**REQUIRED TASK**.
Scan the material that follows. Copy every line containing the word "title".

Extracts from a graphics dataset
══════════════════════════════

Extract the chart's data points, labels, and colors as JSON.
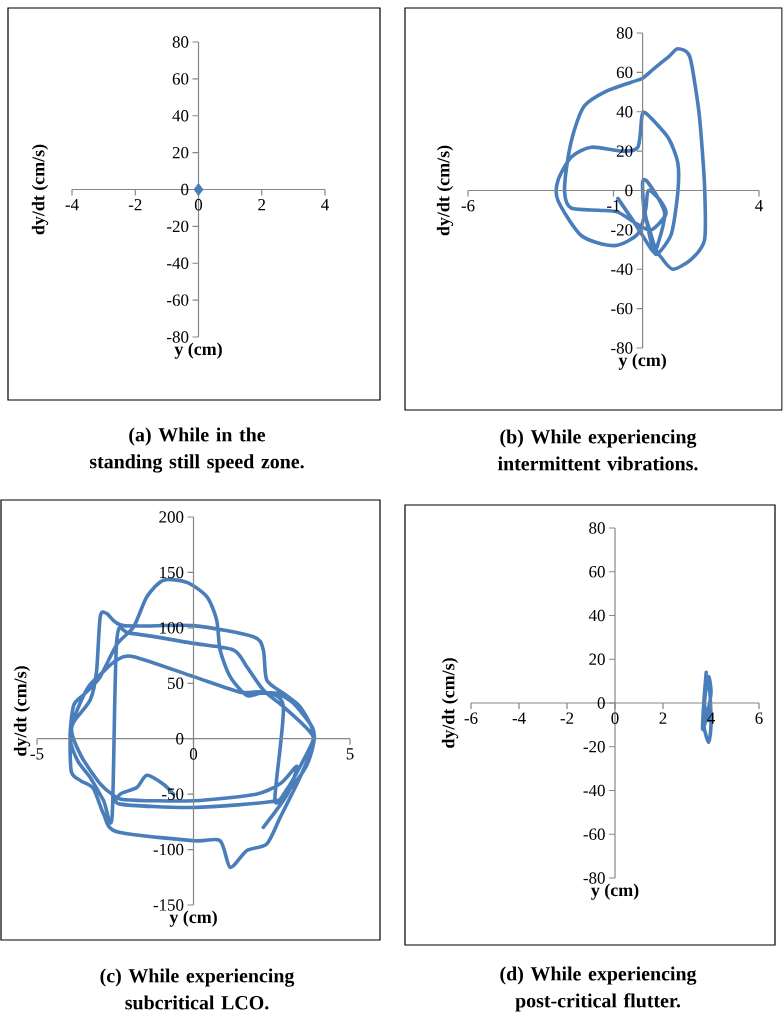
{
  "chart_data": [
    {
      "type": "scatter",
      "title": "(a) While in the standing still speed zone.",
      "xlabel": "y (cm)",
      "ylabel": "dy/dt (cm/s)",
      "xlim": [
        -4,
        4
      ],
      "ylim": [
        -80,
        80
      ],
      "xticks": [
        -4,
        -2,
        0,
        2,
        4
      ],
      "yticks": [
        -80,
        -60,
        -40,
        -20,
        0,
        20,
        40,
        60,
        80
      ],
      "marker": "diamond",
      "color": "#4a7ebb",
      "x": [
        0
      ],
      "values": [
        0
      ]
    },
    {
      "type": "line",
      "title": "(b) While experiencing intermittent vibrations.",
      "xlabel": "y (cm)",
      "ylabel": "dy/dt (cm/s)",
      "xlim": [
        -6,
        4
      ],
      "ylim": [
        -80,
        80
      ],
      "xticks": [
        -6,
        -1,
        4
      ],
      "yticks": [
        -80,
        -60,
        -40,
        -20,
        0,
        20,
        40,
        60,
        80
      ],
      "marker": "none",
      "color": "#4a7ebb",
      "x": [
        -0.85,
        -0.16,
        0.36,
        0.53,
        0.76,
        0.5,
        0.13,
        0,
        0.05,
        0.24,
        0.45,
        0.64,
        1.04,
        1.67,
        2.13,
        2.13,
        2.0,
        1.9,
        1.62,
        1.21,
        0.9,
        0.4,
        0,
        -0.39,
        -1.31,
        -2.0,
        -2.34,
        -2.57,
        -2.68,
        -2.45,
        -1.5,
        -0.85,
        -0.2,
        0.3,
        0.8,
        0.6,
        0.2,
        0.1,
        -0.16,
        -0.96,
        -2.1,
        -2.91,
        -2.91,
        -2.45,
        -1.76,
        -0.73,
        -0.16,
        -0.02,
        0.13,
        0.87,
        1.21,
        1.21,
        0.99,
        0.53,
        0.36,
        0.13,
        0
      ],
      "values": [
        -4,
        -19,
        -31,
        -27,
        -12,
        -3,
        5,
        4,
        -10,
        -20,
        -30,
        -34,
        -40,
        -35,
        -25,
        2,
        30,
        44,
        68,
        72,
        68,
        62,
        57,
        55,
        50,
        43,
        31,
        16,
        -1,
        -9,
        -10,
        -11,
        -17,
        -20,
        -12,
        -5,
        0,
        -10,
        -22,
        -28,
        -23,
        -5,
        5,
        17,
        22,
        20,
        22,
        38,
        39,
        27,
        14,
        -1,
        -22,
        -32,
        -30,
        -15,
        -3
      ]
    },
    {
      "type": "line",
      "title": "(c) While experiencing subcritical LCO.",
      "xlabel": "y (cm)",
      "ylabel": "dy/dt (cm/s)",
      "xlim": [
        -5,
        5
      ],
      "ylim": [
        -150,
        200
      ],
      "xticks": [
        -5,
        0,
        5
      ],
      "yticks": [
        -150,
        -100,
        -50,
        0,
        50,
        100,
        150,
        200
      ],
      "marker": "none",
      "color": "#4a7ebb",
      "x": [
        -0.64,
        -0.96,
        -1.49,
        -1.81,
        -2.34,
        -2.34,
        0,
        2.66,
        3.09,
        3.6,
        3.83,
        3.78,
        3.4,
        2.87,
        2.34,
        2.23,
        1.91,
        0,
        -2.23,
        -2.77,
        -2.98,
        -3.1,
        -3.3,
        -3.83,
        -3.94,
        -3.9,
        -3.6,
        -3.2,
        -2.87,
        -2.45,
        0,
        0.85,
        1.17,
        1.7,
        2.34,
        2.77,
        3.4,
        3.83,
        3.8,
        3.19,
        2.66,
        2.13,
        1.7,
        1.17,
        0.85,
        0.74,
        0.43,
        -0.21,
        -0.96,
        -1.49,
        -1.91,
        -2.45,
        -3.0,
        -3.5,
        -3.83,
        -3.94,
        -3.7,
        -3.3,
        -2.87,
        -2.6,
        -2.45,
        -2.02,
        0,
        1.28,
        1.7,
        2.23,
        2.87,
        3.6,
        3.83,
        3.5,
        3.0,
        2.6,
        2.87,
        2.23,
        1.49,
        0,
        -1.91,
        -2.45,
        -2.9,
        -3.4,
        -3.9,
        -3.6,
        -3.0,
        -2.6,
        -2.2,
        0,
        2.0,
        2.8,
        3.3,
        3.0,
        2.23
      ],
      "values": [
        -50,
        -41,
        -33,
        -44,
        -50,
        -59,
        -62,
        -56,
        -45,
        -25,
        -5,
        10,
        29,
        41,
        53,
        80,
        92,
        102,
        102,
        113,
        110,
        60,
        35,
        15,
        0,
        -30,
        -38,
        -45,
        -68,
        -84,
        -92,
        -92,
        -116,
        -101,
        -95,
        -71,
        -35,
        -5,
        10,
        32,
        41,
        41,
        39,
        56,
        80,
        107,
        128,
        141,
        143,
        128,
        101,
        85,
        55,
        40,
        30,
        0,
        -20,
        -35,
        -56,
        -70,
        89,
        95,
        86,
        80,
        65,
        44,
        29,
        10,
        0,
        -20,
        -45,
        -55,
        29,
        42,
        42,
        56,
        74,
        71,
        60,
        45,
        10,
        -15,
        -40,
        -50,
        -55,
        -56,
        -50,
        -40,
        -25,
        -50,
        -80
      ]
    },
    {
      "type": "line",
      "title": "(d) While experiencing post-critical flutter.",
      "xlabel": "y (cm)",
      "ylabel": "dy/dt (cm/s)",
      "xlim": [
        -6,
        6
      ],
      "ylim": [
        -80,
        80
      ],
      "xticks": [
        -6,
        -4,
        -2,
        0,
        2,
        4,
        6
      ],
      "yticks": [
        -80,
        -60,
        -40,
        -20,
        0,
        20,
        40,
        60,
        80
      ],
      "marker": "none",
      "color": "#4a7ebb",
      "x": [
        3.8,
        3.7,
        3.65,
        3.85,
        4.0,
        3.9,
        3.75,
        3.7,
        3.9,
        4.0,
        3.95,
        3.8,
        3.72,
        3.9
      ],
      "values": [
        14,
        0,
        -12,
        -5,
        5,
        12,
        3,
        -10,
        -18,
        -10,
        5,
        10,
        0,
        -8
      ]
    }
  ]
}
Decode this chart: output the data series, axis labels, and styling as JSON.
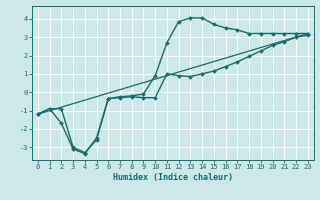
{
  "xlabel": "Humidex (Indice chaleur)",
  "xlim": [
    -0.5,
    23.5
  ],
  "ylim": [
    -3.7,
    4.7
  ],
  "xticks": [
    0,
    1,
    2,
    3,
    4,
    5,
    6,
    7,
    8,
    9,
    10,
    11,
    12,
    13,
    14,
    15,
    16,
    17,
    18,
    19,
    20,
    21,
    22,
    23
  ],
  "yticks": [
    -3,
    -2,
    -1,
    0,
    1,
    2,
    3,
    4
  ],
  "bg_color": "#cce8e8",
  "line_color": "#1a6b6b",
  "grid_color": "#ffffff",
  "lines": [
    {
      "x": [
        0,
        1,
        2,
        3,
        4,
        5,
        6,
        7,
        8,
        9,
        10,
        11,
        12,
        13,
        14,
        15,
        16,
        17,
        18,
        19,
        20,
        21,
        22,
        23
      ],
      "y": [
        -1.2,
        -0.9,
        -0.9,
        -3.0,
        -3.3,
        -2.6,
        -0.35,
        -0.25,
        -0.2,
        -0.1,
        0.9,
        2.7,
        3.85,
        4.05,
        4.05,
        3.7,
        3.5,
        3.4,
        3.2,
        3.2,
        3.2,
        3.2,
        3.2,
        3.2
      ],
      "marker": "D",
      "markersize": 2.0,
      "linewidth": 1.0,
      "has_marker": true
    },
    {
      "x": [
        0,
        1,
        2,
        3,
        4,
        5,
        6,
        7,
        8,
        9,
        10,
        11,
        12,
        13,
        14,
        15,
        16,
        17,
        18,
        19,
        20,
        21,
        22,
        23
      ],
      "y": [
        -1.2,
        -0.9,
        -1.7,
        -3.1,
        -3.35,
        -2.5,
        -0.35,
        -0.3,
        -0.25,
        -0.3,
        -0.3,
        1.0,
        0.9,
        0.85,
        1.0,
        1.15,
        1.4,
        1.65,
        1.95,
        2.25,
        2.55,
        2.75,
        3.0,
        3.1
      ],
      "marker": "D",
      "markersize": 2.0,
      "linewidth": 1.0,
      "has_marker": true
    },
    {
      "x": [
        0,
        23
      ],
      "y": [
        -1.2,
        3.2
      ],
      "marker": null,
      "markersize": 0,
      "linewidth": 0.9,
      "has_marker": false
    }
  ]
}
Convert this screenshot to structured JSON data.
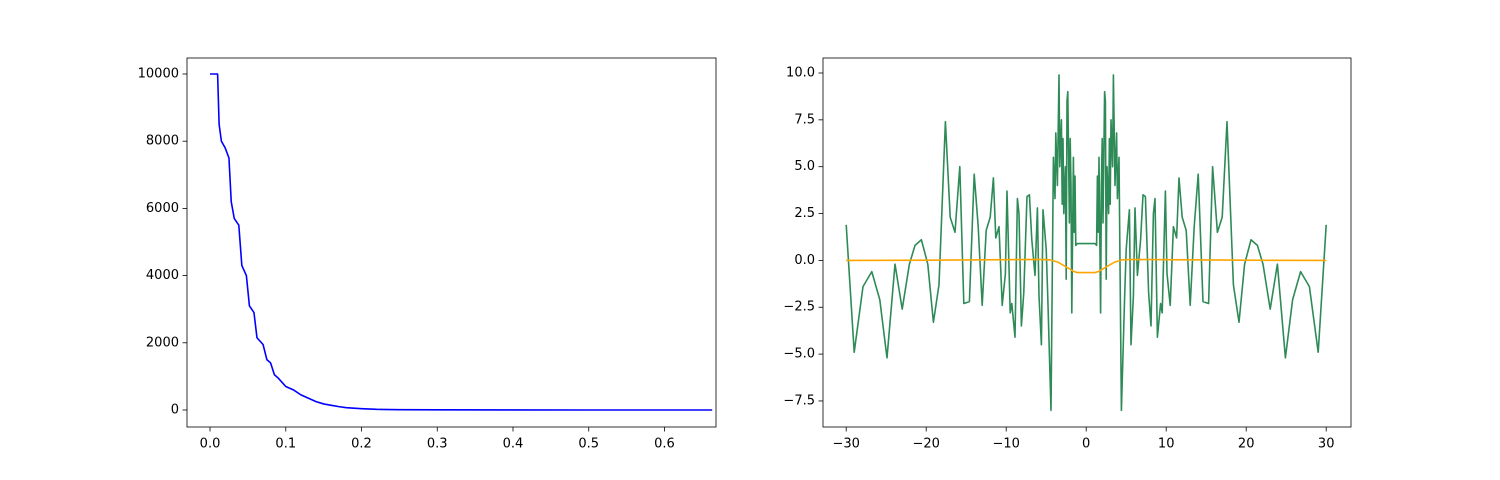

══════════════════════════════

**TASK RESPONSE**.
      "title": "(a) While in the standing still speed zone.",
      "title": "(b) While experiencing intermittent vibrations.",
      "title": "(c) While experiencing subcritical LCO.",
      "title": "(d) While experiencing post-critical flutter.",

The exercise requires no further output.